- _Exercise_
Convert every line of the data below into a Markdown table with the columns "Row" and "Text", giving each line its row number and skipping blank lines. Leave the pictures out of the table.
BEGIN Dataset rows
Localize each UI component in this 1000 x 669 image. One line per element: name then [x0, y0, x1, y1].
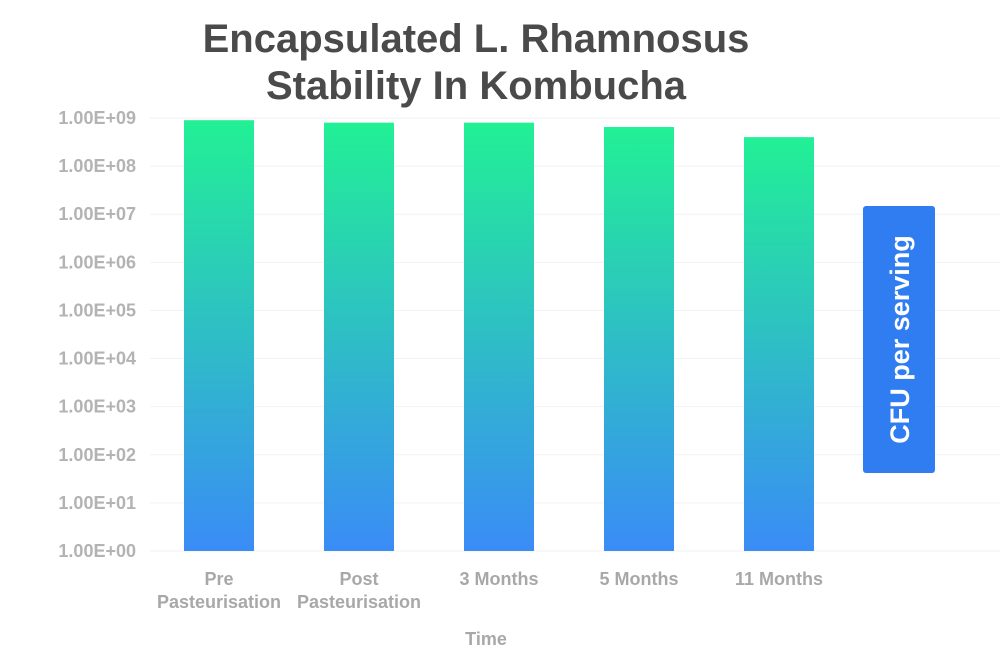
x-category-label: 3 Months: [460, 569, 539, 589]
y-tick-label: 1.00E+02: [58, 445, 136, 465]
x-category-label: Post: [339, 569, 378, 589]
y-tick-label: 1.00E+00: [58, 541, 136, 561]
bar: [184, 120, 254, 551]
x-category-label: Pasteurisation: [297, 592, 421, 612]
y-tick-label: 1.00E+09: [58, 108, 136, 128]
y-tick-label: 1.00E+06: [58, 252, 136, 272]
y-tick-label: 1.00E+01: [58, 493, 136, 513]
bar-series: [184, 120, 814, 552]
x-category-label: 11 Months: [735, 569, 823, 589]
gridlines: [150, 117, 1000, 552]
chart-title: Encapsulated L. Rhamnosus Stability In K…: [203, 17, 750, 108]
x-axis-category-labels: Pre Pasteurisation Post Pasteurisation 3 Mon…: [157, 569, 823, 612]
y-tick-label: 1.00E+03: [58, 397, 136, 417]
y-tick-label: 1.00E+04: [58, 349, 136, 369]
chart-title-line-1: Encapsulated L. Rhamnosus: [203, 17, 750, 61]
x-category-label: Pasteurisation: [157, 592, 281, 612]
chart-title-line-2: Stability In Kombucha: [266, 64, 687, 108]
legend-box: [863, 206, 935, 473]
bar: [604, 127, 674, 551]
y-tick-label: 1.00E+05: [58, 300, 136, 320]
bar: [464, 122, 534, 551]
x-category-label: Pre: [204, 569, 233, 589]
y-tick-label: 1.00E+08: [58, 156, 136, 176]
legend-label: CFU per serving: [885, 235, 915, 444]
y-tick-label: 1.00E+07: [58, 204, 136, 224]
legend: CFU per serving: [863, 206, 935, 473]
bar: [324, 122, 394, 551]
bar: [744, 137, 814, 552]
x-category-label: 5 Months: [600, 569, 679, 589]
y-axis-tick-labels: 1.00E+00 1.00E+01 1.00E+02 1.00E+03 1.00E+04…: [58, 108, 136, 561]
x-axis-title: Time: [465, 629, 507, 649]
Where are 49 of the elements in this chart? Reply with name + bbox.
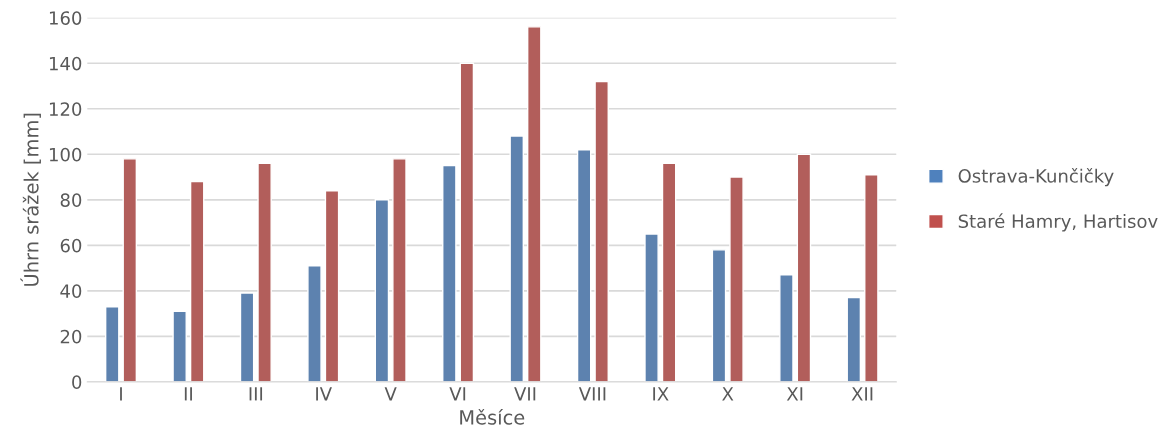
x-tick-label: XI <box>786 387 803 401</box>
y-tick-label: 140 <box>49 56 82 71</box>
y-tick-label: 20 <box>60 329 82 344</box>
bar <box>442 164 457 382</box>
bar <box>594 80 609 382</box>
y-axis-title: Úhrn srážek [mm] <box>20 113 41 286</box>
bar <box>796 153 812 382</box>
x-tick-label: I <box>120 387 122 401</box>
y-tick-label: 40 <box>60 284 82 298</box>
bar <box>257 162 272 382</box>
bar <box>576 149 592 382</box>
y-tick-label: 80 <box>60 193 82 207</box>
bar <box>661 162 677 382</box>
y-tick-label: 100 <box>49 147 82 162</box>
bar <box>644 233 659 382</box>
y-tick-label: 160 <box>49 11 82 25</box>
bar <box>846 296 862 382</box>
x-axis-title: Měsíce <box>460 408 525 425</box>
bar <box>864 174 879 382</box>
bar <box>526 26 542 382</box>
bar <box>307 265 322 382</box>
y-tick-label: 120 <box>49 102 82 116</box>
bar <box>122 158 138 382</box>
x-tick-label: VII <box>514 387 536 401</box>
bar <box>779 274 794 382</box>
bar <box>374 199 390 382</box>
y-tick-label: 0 <box>72 375 82 389</box>
bar <box>189 180 205 382</box>
legend-label: Ostrava-Kunčičky <box>958 168 1114 187</box>
x-tick-label: X <box>722 387 734 401</box>
x-tick-label: II <box>184 387 192 401</box>
y-tick-label: 60 <box>60 238 82 253</box>
bar <box>104 306 120 382</box>
x-tick-label: IV <box>316 387 332 401</box>
bar <box>324 190 340 382</box>
bar <box>459 62 475 382</box>
x-tick-label: V <box>384 387 397 401</box>
legend-label: Staré Hamry, Hartisov <box>958 213 1158 232</box>
x-tick-label: XII <box>851 387 873 401</box>
bar <box>172 310 187 382</box>
bar <box>711 249 727 382</box>
x-tick-label: III <box>249 387 263 401</box>
bar <box>729 176 744 382</box>
x-tick-label: VI <box>449 387 466 401</box>
bar <box>509 135 525 382</box>
bar <box>392 158 407 382</box>
x-tick-label: VIII <box>578 387 606 401</box>
x-tick-label: IX <box>653 387 669 401</box>
bar <box>239 292 255 382</box>
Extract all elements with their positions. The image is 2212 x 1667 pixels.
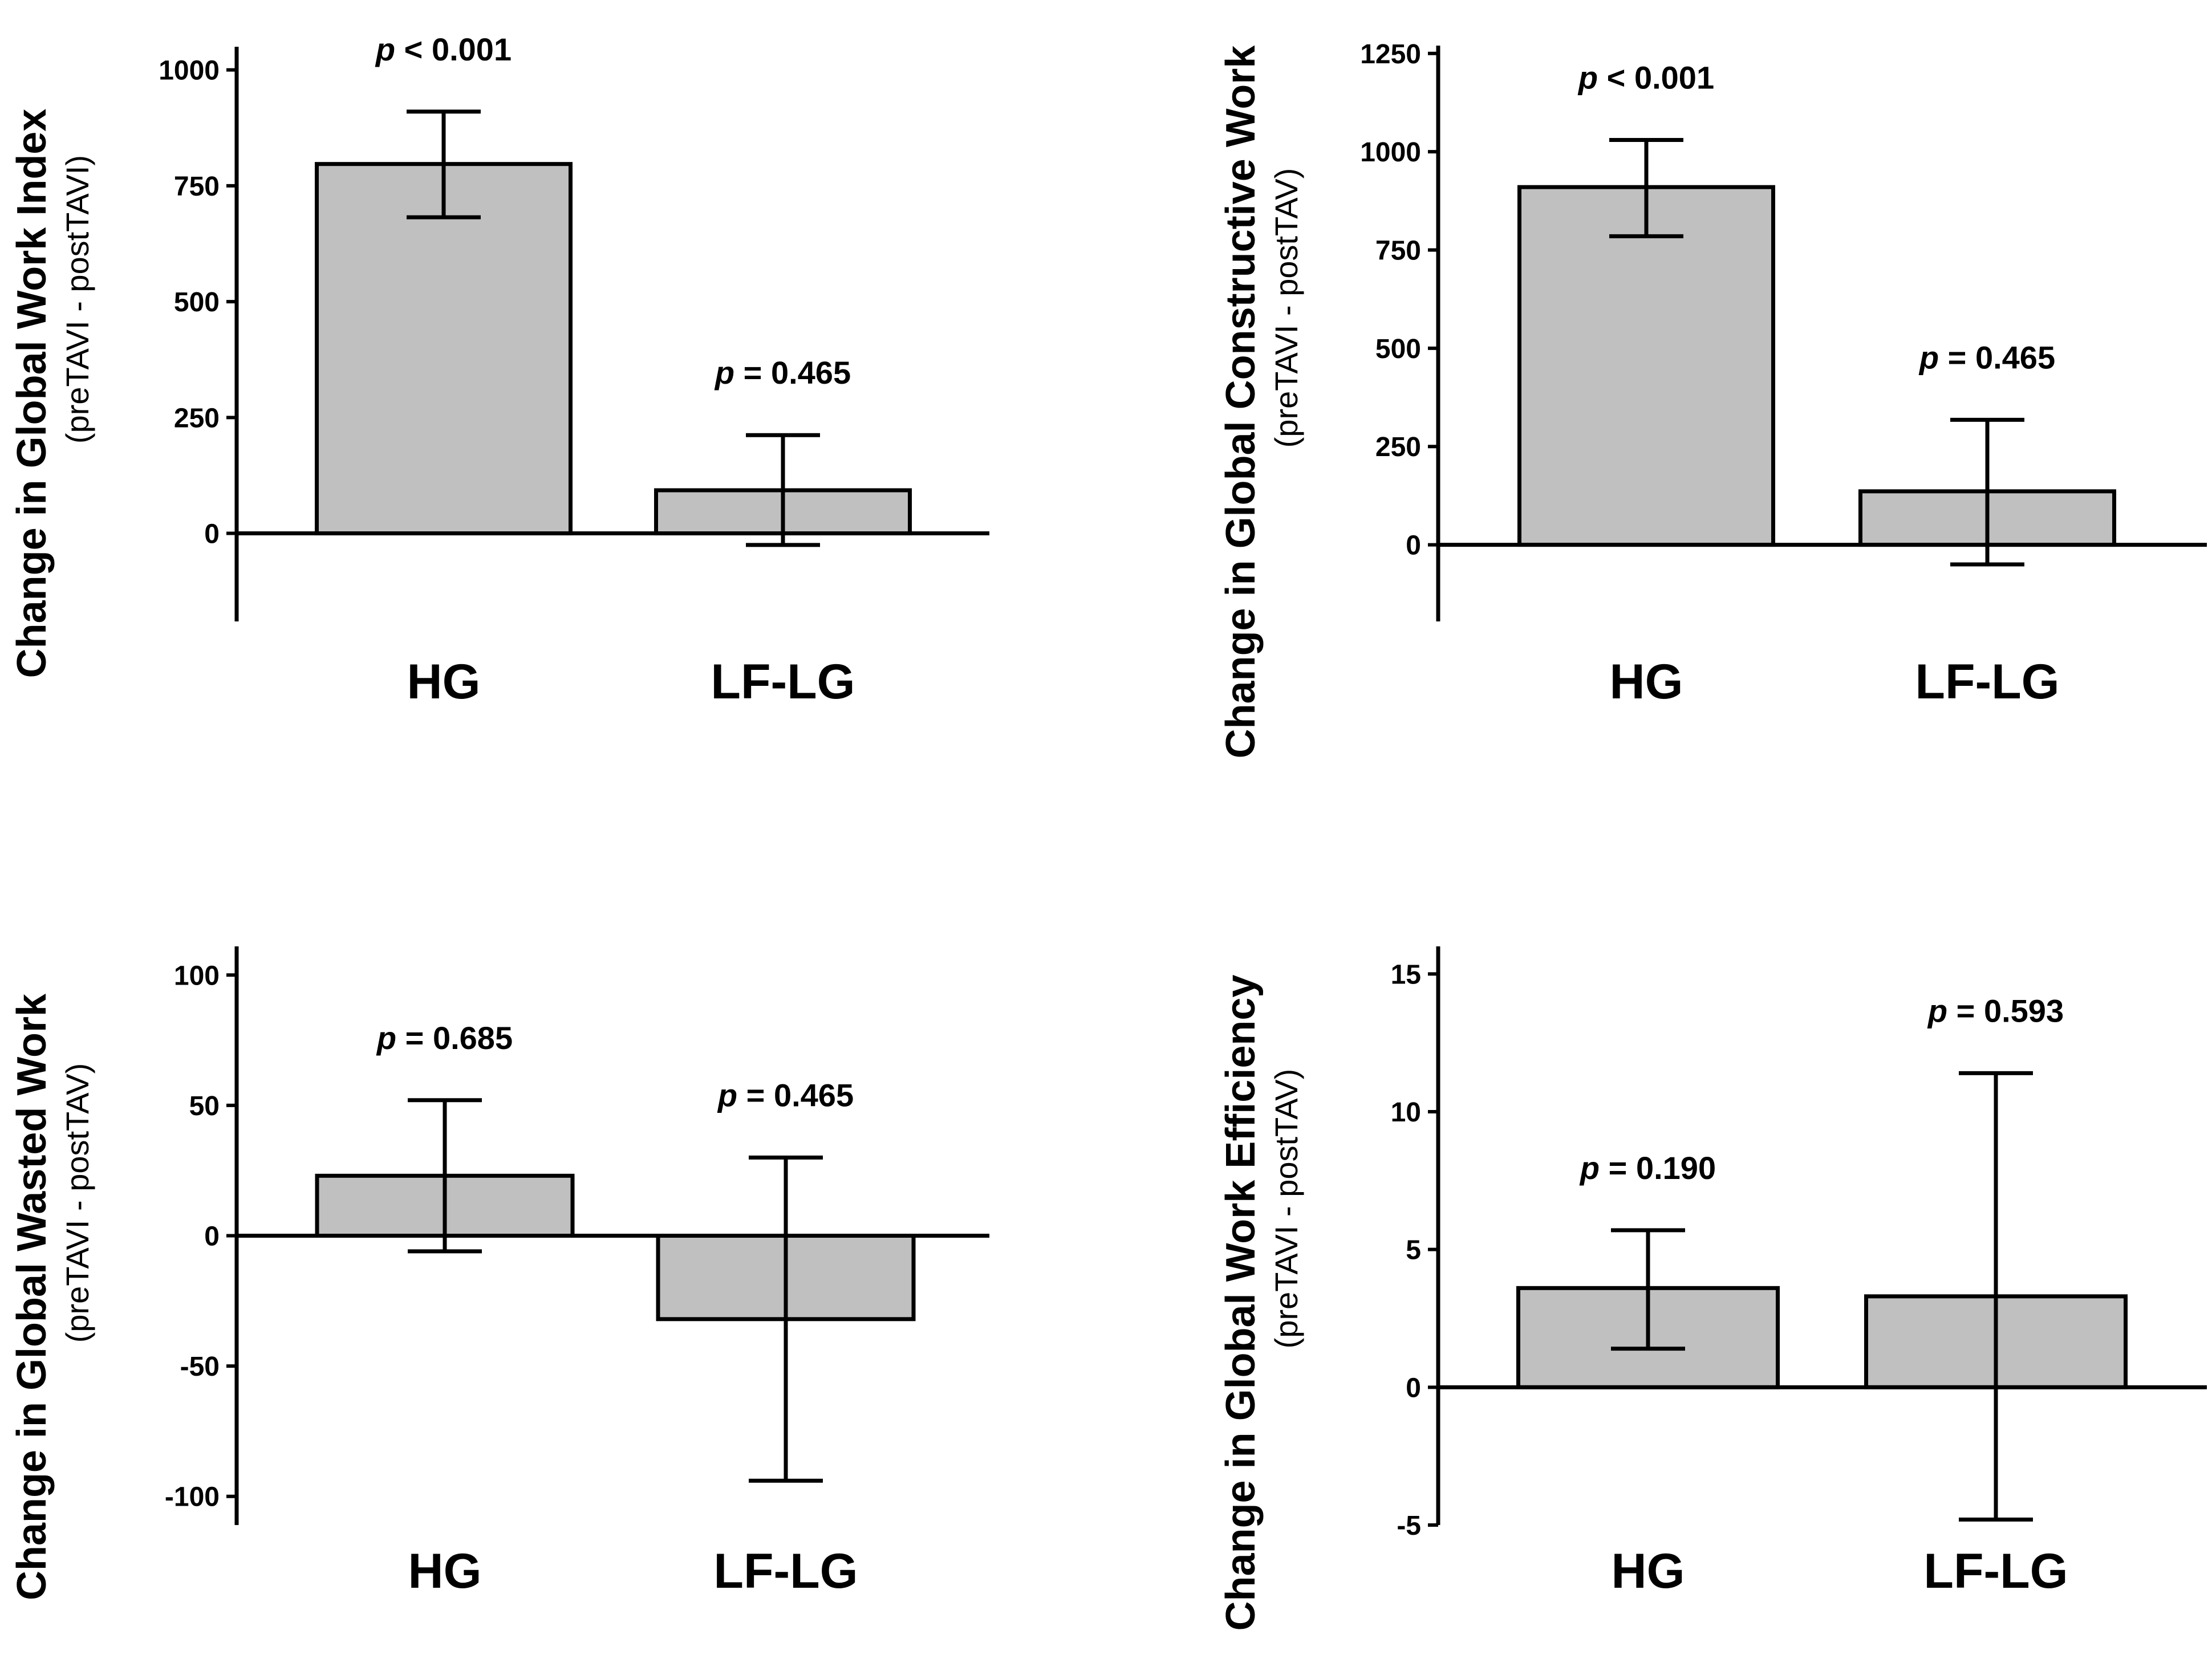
END Dataset rows
- _Reply_
| Row | Text |
|---|---|
| 1 | Localize each UI component in this 1000 x 669 image. One line per element: name then [x0, y0, x1, y1]. |
| 2 | x-category-label: 3 Months: [460, 569, 539, 589] |
| 3 | y-tick-label: 1.00E+02: [58, 445, 136, 465] |
| 4 | x-category-label: Post: [339, 569, 378, 589] |
| 5 | y-tick-label: 1.00E+00: [58, 541, 136, 561] |
| 6 | bar: [184, 120, 254, 551] |
| 7 | x-category-label: Pasteurisation: [297, 592, 421, 612] |
| 8 | y-tick-label: 1.00E+09: [58, 108, 136, 128] |
| 9 | y-tick-label: 1.00E+06: [58, 252, 136, 272] |
| 10 | y-tick-label: 1.00E+01: [58, 493, 136, 513] |
| 11 | bar-series: [184, 120, 814, 552] |
| 12 | x-category-label: 11 Months: [735, 569, 823, 589] |
| 13 | gridlines: [150, 117, 1000, 552] |
| 14 | chart-title: Encapsulated L. Rhamnosus Stability In K…: [203, 17, 750, 108] |
| 15 | x-axis-category-labels: Pre Pasteurisation Post Pasteurisation 3 Mon…: [157, 569, 823, 612] |
| 16 | y-tick-label: 1.00E+03: [58, 397, 136, 417] |
| 17 | y-tick-label: 1.00E+04: [58, 349, 136, 369] |
| 18 | chart-title-line-1: Encapsulated L. Rhamnosus: [203, 17, 750, 61] |
| 19 | x-category-label: Pasteurisation: [157, 592, 281, 612] |
| 20 | chart-title-line-2: Stability In Kombucha: [266, 64, 687, 108] |
| 21 | legend-box: [863, 206, 935, 473] |
| 22 | bar: [604, 127, 674, 551] |
| 23 | y-tick-label: 1.00E+05: [58, 300, 136, 320] |
| 24 | bar: [464, 122, 534, 551] |
| 25 | x-category-label: Pre: [204, 569, 233, 589] |
| 26 | y-tick-label: 1.00E+08: [58, 156, 136, 176] |
| 27 | legend-label: CFU per serving: [885, 235, 915, 444] |
| 28 | y-tick-label: 1.00E+07: [58, 204, 136, 224] |
| 29 | legend: CFU per serving: [863, 206, 935, 473] |
| 30 | bar: [324, 122, 394, 551] |
| 31 | bar: [744, 137, 814, 552] |
| 32 | x-category-label: 5 Months: [600, 569, 679, 589] |
| 33 | y-axis-tick-labels: 1.00E+00 1.00E+01 1.00E+02 1.00E+03 1.00E+04…: [58, 108, 136, 561] |
| 34 | x-axis-title: Time: [465, 629, 507, 649] |
| 35 | Where are 49 of the elements in this chart? Reply with name + bbox. |
| 36 | x-tick-label: XI <box>786 387 803 401</box> |
| 37 | y-tick-label: 140 <box>49 56 82 71</box> |
| 38 | y-tick-label: 20 <box>60 329 82 344</box> |
| 39 | bar <box>442 164 457 382</box> |
| 40 | bar <box>594 80 609 382</box> |
| 41 | y-axis-title: Úhrn srážek [mm] <box>20 113 41 286</box> |
| 42 | bar <box>796 153 812 382</box> |
| 43 | x-tick-label: I <box>120 387 122 401</box> |
| 44 | y-tick-label: 40 <box>60 284 82 298</box> |
| 45 | bar <box>257 162 272 382</box> |
| 46 | bar <box>576 149 592 382</box> |
| 47 | y-tick-label: 80 <box>60 193 82 207</box> |
| 48 | bar <box>661 162 677 382</box> |
| 49 | y-tick-label: 100 <box>49 147 82 162</box> |
| 50 | bar <box>644 233 659 382</box> |
| 51 | y-tick-label: 160 <box>49 11 82 25</box> |
| 52 | bar <box>846 296 862 382</box> |
| 53 | x-axis-title: Měsíce <box>460 408 525 425</box> |
| 54 | bar <box>864 174 879 382</box> |
| 55 | bar <box>526 26 542 382</box> |
| 56 | bar <box>307 265 322 382</box> |
| 57 | y-tick-label: 120 <box>49 102 82 116</box> |
| 58 | bar <box>122 158 138 382</box> |
| 59 | x-tick-label: VII <box>514 387 536 401</box> |
| 60 | bar <box>779 274 794 382</box> |
| 61 | bar <box>374 199 390 382</box> |
| 62 | y-tick-label: 0 <box>72 375 82 389</box> |
| 63 | bar <box>189 180 205 382</box> |
| 64 | legend-label: Ostrava-Kunčičky <box>958 168 1114 187</box> |
| 65 | x-tick-label: X <box>722 387 734 401</box> |
| 66 | x-tick-label: II <box>184 387 192 401</box> |
| 67 | y-tick-label: 60 <box>60 238 82 253</box> |
| 68 | bar <box>104 306 120 382</box> |
| 69 | x-tick-label: IV <box>316 387 332 401</box> |
| 70 | bar <box>324 190 340 382</box> |
| 71 | bar <box>459 62 475 382</box> |
| 72 | x-tick-label: V <box>384 387 397 401</box> |
| 73 | legend-label: Staré Hamry, Hartisov <box>958 213 1158 232</box> |
| 74 | x-tick-label: XII <box>851 387 873 401</box> |
| 75 | bar <box>172 310 187 382</box> |
| 76 | bar <box>711 249 727 382</box> |
| 77 | x-tick-label: III <box>249 387 263 401</box> |
| 78 | bar <box>729 176 744 382</box> |
| 79 | x-tick-label: VI <box>449 387 466 401</box> |
| 80 | bar <box>509 135 525 382</box> |
| 81 | bar <box>392 158 407 382</box> |
| 82 | x-tick-label: VIII <box>578 387 606 401</box> |
| 83 | x-tick-label: IX <box>653 387 669 401</box> |
| 84 | bar <box>239 292 255 382</box> |
| 85 | Extract all elements with their positions. The image is 2212 x 1667 pixels. |